____ Record excerpts

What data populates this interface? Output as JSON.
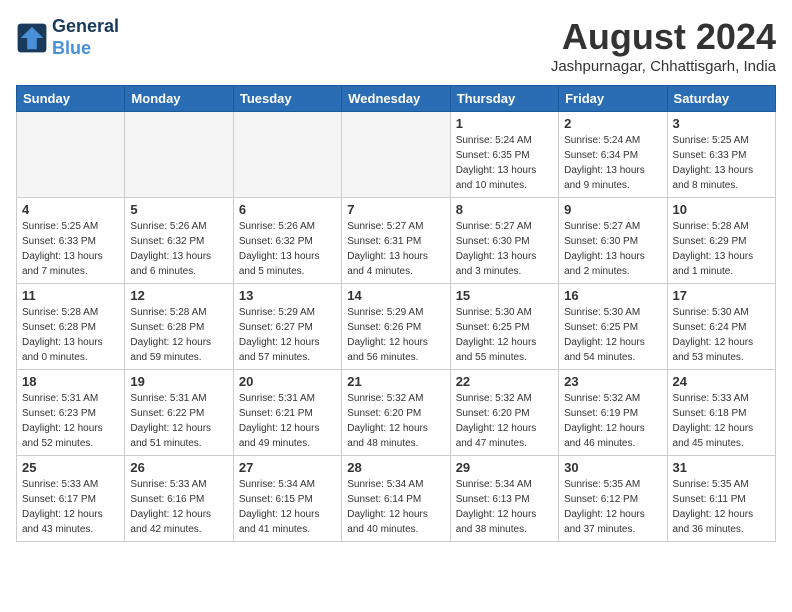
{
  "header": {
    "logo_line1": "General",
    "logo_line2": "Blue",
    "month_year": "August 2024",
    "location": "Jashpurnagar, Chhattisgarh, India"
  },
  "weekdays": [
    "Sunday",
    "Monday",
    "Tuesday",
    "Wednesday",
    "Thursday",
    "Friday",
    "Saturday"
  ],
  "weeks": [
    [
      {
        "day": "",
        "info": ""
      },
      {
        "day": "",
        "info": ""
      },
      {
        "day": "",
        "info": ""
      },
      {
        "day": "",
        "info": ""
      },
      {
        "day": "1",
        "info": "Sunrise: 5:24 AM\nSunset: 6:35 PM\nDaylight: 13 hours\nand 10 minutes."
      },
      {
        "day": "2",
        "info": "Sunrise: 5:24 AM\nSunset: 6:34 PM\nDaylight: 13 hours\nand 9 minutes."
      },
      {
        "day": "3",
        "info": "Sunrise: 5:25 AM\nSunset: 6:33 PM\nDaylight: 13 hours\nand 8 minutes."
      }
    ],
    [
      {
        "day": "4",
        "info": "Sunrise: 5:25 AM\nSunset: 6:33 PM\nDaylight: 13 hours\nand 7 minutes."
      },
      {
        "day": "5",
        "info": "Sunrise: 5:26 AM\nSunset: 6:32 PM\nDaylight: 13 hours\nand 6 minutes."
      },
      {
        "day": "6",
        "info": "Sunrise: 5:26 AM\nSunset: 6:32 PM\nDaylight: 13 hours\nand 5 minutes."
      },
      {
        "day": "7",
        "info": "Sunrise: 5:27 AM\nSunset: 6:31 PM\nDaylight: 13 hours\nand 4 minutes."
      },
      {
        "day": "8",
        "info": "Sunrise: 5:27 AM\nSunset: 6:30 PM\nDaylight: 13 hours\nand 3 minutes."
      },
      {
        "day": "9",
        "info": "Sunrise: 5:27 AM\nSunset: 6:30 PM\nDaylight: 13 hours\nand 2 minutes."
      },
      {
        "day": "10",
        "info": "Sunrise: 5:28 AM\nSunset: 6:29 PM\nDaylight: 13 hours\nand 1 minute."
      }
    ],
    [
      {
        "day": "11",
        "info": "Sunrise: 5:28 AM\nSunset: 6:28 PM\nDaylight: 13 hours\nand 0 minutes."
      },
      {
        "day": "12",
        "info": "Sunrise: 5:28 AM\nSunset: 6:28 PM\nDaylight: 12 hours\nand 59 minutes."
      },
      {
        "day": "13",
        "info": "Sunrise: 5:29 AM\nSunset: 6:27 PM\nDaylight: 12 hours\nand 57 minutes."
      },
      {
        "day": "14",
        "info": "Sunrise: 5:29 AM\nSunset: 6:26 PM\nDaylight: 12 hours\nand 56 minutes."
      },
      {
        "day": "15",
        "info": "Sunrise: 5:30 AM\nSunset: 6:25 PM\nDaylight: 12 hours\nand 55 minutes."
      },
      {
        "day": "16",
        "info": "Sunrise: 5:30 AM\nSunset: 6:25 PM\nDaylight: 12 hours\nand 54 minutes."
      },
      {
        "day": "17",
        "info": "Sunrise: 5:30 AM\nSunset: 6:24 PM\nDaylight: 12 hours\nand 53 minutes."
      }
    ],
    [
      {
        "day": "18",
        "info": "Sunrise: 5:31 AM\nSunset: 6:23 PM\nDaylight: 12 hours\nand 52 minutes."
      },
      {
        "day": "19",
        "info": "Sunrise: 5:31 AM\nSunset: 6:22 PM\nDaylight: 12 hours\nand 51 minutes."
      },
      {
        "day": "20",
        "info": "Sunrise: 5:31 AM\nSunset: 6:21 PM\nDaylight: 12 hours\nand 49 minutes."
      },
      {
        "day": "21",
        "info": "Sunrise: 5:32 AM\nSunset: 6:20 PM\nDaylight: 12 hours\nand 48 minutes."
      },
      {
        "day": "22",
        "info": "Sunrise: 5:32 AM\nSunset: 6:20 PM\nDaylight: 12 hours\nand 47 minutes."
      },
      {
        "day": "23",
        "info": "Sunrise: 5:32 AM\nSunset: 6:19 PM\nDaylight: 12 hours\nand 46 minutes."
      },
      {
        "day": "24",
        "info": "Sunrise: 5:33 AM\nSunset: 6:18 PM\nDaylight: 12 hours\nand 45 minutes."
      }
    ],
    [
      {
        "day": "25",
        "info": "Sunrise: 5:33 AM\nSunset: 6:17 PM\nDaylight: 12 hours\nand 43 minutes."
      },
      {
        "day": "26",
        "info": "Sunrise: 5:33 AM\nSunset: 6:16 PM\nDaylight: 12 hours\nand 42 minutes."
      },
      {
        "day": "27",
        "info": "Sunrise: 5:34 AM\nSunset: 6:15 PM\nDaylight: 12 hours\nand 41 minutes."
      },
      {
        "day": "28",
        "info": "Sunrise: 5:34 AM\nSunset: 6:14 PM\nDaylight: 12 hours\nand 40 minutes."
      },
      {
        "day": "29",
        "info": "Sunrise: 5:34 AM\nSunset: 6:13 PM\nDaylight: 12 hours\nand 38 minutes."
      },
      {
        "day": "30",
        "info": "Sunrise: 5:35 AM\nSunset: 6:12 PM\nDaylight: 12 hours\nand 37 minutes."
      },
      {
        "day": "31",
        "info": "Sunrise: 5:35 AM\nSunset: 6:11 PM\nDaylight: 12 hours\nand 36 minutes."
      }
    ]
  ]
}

________

- What is required -
Each record above is to be restated exactly, with its pictures removed from the copy.

- Exercise output -
What data populates this interface? Output as JSON.
{
  "header": {
    "logo_line1": "General",
    "logo_line2": "Blue",
    "month_year": "August 2024",
    "location": "Jashpurnagar, Chhattisgarh, India"
  },
  "weekdays": [
    "Sunday",
    "Monday",
    "Tuesday",
    "Wednesday",
    "Thursday",
    "Friday",
    "Saturday"
  ],
  "weeks": [
    [
      {
        "day": "",
        "info": ""
      },
      {
        "day": "",
        "info": ""
      },
      {
        "day": "",
        "info": ""
      },
      {
        "day": "",
        "info": ""
      },
      {
        "day": "1",
        "info": "Sunrise: 5:24 AM\nSunset: 6:35 PM\nDaylight: 13 hours\nand 10 minutes."
      },
      {
        "day": "2",
        "info": "Sunrise: 5:24 AM\nSunset: 6:34 PM\nDaylight: 13 hours\nand 9 minutes."
      },
      {
        "day": "3",
        "info": "Sunrise: 5:25 AM\nSunset: 6:33 PM\nDaylight: 13 hours\nand 8 minutes."
      }
    ],
    [
      {
        "day": "4",
        "info": "Sunrise: 5:25 AM\nSunset: 6:33 PM\nDaylight: 13 hours\nand 7 minutes."
      },
      {
        "day": "5",
        "info": "Sunrise: 5:26 AM\nSunset: 6:32 PM\nDaylight: 13 hours\nand 6 minutes."
      },
      {
        "day": "6",
        "info": "Sunrise: 5:26 AM\nSunset: 6:32 PM\nDaylight: 13 hours\nand 5 minutes."
      },
      {
        "day": "7",
        "info": "Sunrise: 5:27 AM\nSunset: 6:31 PM\nDaylight: 13 hours\nand 4 minutes."
      },
      {
        "day": "8",
        "info": "Sunrise: 5:27 AM\nSunset: 6:30 PM\nDaylight: 13 hours\nand 3 minutes."
      },
      {
        "day": "9",
        "info": "Sunrise: 5:27 AM\nSunset: 6:30 PM\nDaylight: 13 hours\nand 2 minutes."
      },
      {
        "day": "10",
        "info": "Sunrise: 5:28 AM\nSunset: 6:29 PM\nDaylight: 13 hours\nand 1 minute."
      }
    ],
    [
      {
        "day": "11",
        "info": "Sunrise: 5:28 AM\nSunset: 6:28 PM\nDaylight: 13 hours\nand 0 minutes."
      },
      {
        "day": "12",
        "info": "Sunrise: 5:28 AM\nSunset: 6:28 PM\nDaylight: 12 hours\nand 59 minutes."
      },
      {
        "day": "13",
        "info": "Sunrise: 5:29 AM\nSunset: 6:27 PM\nDaylight: 12 hours\nand 57 minutes."
      },
      {
        "day": "14",
        "info": "Sunrise: 5:29 AM\nSunset: 6:26 PM\nDaylight: 12 hours\nand 56 minutes."
      },
      {
        "day": "15",
        "info": "Sunrise: 5:30 AM\nSunset: 6:25 PM\nDaylight: 12 hours\nand 55 minutes."
      },
      {
        "day": "16",
        "info": "Sunrise: 5:30 AM\nSunset: 6:25 PM\nDaylight: 12 hours\nand 54 minutes."
      },
      {
        "day": "17",
        "info": "Sunrise: 5:30 AM\nSunset: 6:24 PM\nDaylight: 12 hours\nand 53 minutes."
      }
    ],
    [
      {
        "day": "18",
        "info": "Sunrise: 5:31 AM\nSunset: 6:23 PM\nDaylight: 12 hours\nand 52 minutes."
      },
      {
        "day": "19",
        "info": "Sunrise: 5:31 AM\nSunset: 6:22 PM\nDaylight: 12 hours\nand 51 minutes."
      },
      {
        "day": "20",
        "info": "Sunrise: 5:31 AM\nSunset: 6:21 PM\nDaylight: 12 hours\nand 49 minutes."
      },
      {
        "day": "21",
        "info": "Sunrise: 5:32 AM\nSunset: 6:20 PM\nDaylight: 12 hours\nand 48 minutes."
      },
      {
        "day": "22",
        "info": "Sunrise: 5:32 AM\nSunset: 6:20 PM\nDaylight: 12 hours\nand 47 minutes."
      },
      {
        "day": "23",
        "info": "Sunrise: 5:32 AM\nSunset: 6:19 PM\nDaylight: 12 hours\nand 46 minutes."
      },
      {
        "day": "24",
        "info": "Sunrise: 5:33 AM\nSunset: 6:18 PM\nDaylight: 12 hours\nand 45 minutes."
      }
    ],
    [
      {
        "day": "25",
        "info": "Sunrise: 5:33 AM\nSunset: 6:17 PM\nDaylight: 12 hours\nand 43 minutes."
      },
      {
        "day": "26",
        "info": "Sunrise: 5:33 AM\nSunset: 6:16 PM\nDaylight: 12 hours\nand 42 minutes."
      },
      {
        "day": "27",
        "info": "Sunrise: 5:34 AM\nSunset: 6:15 PM\nDaylight: 12 hours\nand 41 minutes."
      },
      {
        "day": "28",
        "info": "Sunrise: 5:34 AM\nSunset: 6:14 PM\nDaylight: 12 hours\nand 40 minutes."
      },
      {
        "day": "29",
        "info": "Sunrise: 5:34 AM\nSunset: 6:13 PM\nDaylight: 12 hours\nand 38 minutes."
      },
      {
        "day": "30",
        "info": "Sunrise: 5:35 AM\nSunset: 6:12 PM\nDaylight: 12 hours\nand 37 minutes."
      },
      {
        "day": "31",
        "info": "Sunrise: 5:35 AM\nSunset: 6:11 PM\nDaylight: 12 hours\nand 36 minutes."
      }
    ]
  ]
}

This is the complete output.